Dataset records
▶

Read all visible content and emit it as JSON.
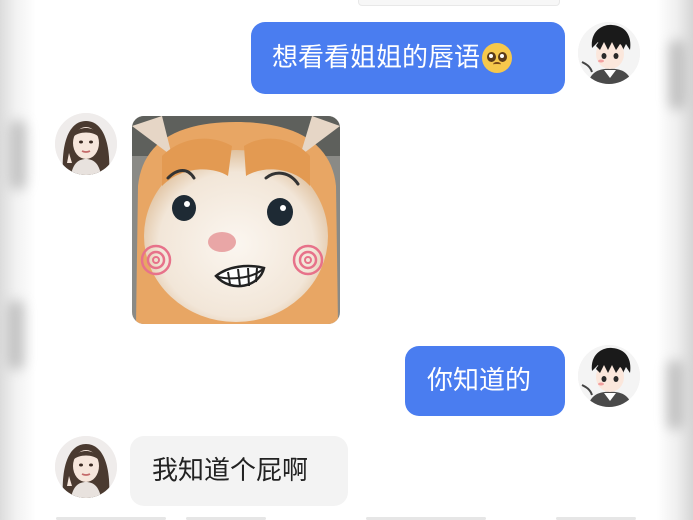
{
  "messages": [
    {
      "side": "right",
      "type": "text",
      "text": "想看看姐姐的唇语",
      "emoji": "pleading-face-emoji"
    },
    {
      "side": "left",
      "type": "sticker",
      "sticker": "cat-sticker"
    },
    {
      "side": "right",
      "type": "text",
      "text": "你知道的"
    },
    {
      "side": "left",
      "type": "text",
      "text": "我知道个屁啊"
    }
  ],
  "colors": {
    "outgoing_bubble": "#4a7df0",
    "incoming_bubble": "#f3f3f3",
    "outgoing_text": "#ffffff",
    "incoming_text": "#222222"
  },
  "avatars": {
    "self": "anime-boy-avatar",
    "other": "girl-photo-avatar"
  }
}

◀

=== Instructions to follow ===
Return the records exactly. Don't carry the pictures over.

=== Exercise response ===
Read all visible content and emit it as JSON.
{
  "messages": [
    {
      "side": "right",
      "type": "text",
      "text": "想看看姐姐的唇语",
      "emoji": "pleading-face-emoji"
    },
    {
      "side": "left",
      "type": "sticker",
      "sticker": "cat-sticker"
    },
    {
      "side": "right",
      "type": "text",
      "text": "你知道的"
    },
    {
      "side": "left",
      "type": "text",
      "text": "我知道个屁啊"
    }
  ],
  "colors": {
    "outgoing_bubble": "#4a7df0",
    "incoming_bubble": "#f3f3f3",
    "outgoing_text": "#ffffff",
    "incoming_text": "#222222"
  },
  "avatars": {
    "self": "anime-boy-avatar",
    "other": "girl-photo-avatar"
  }
}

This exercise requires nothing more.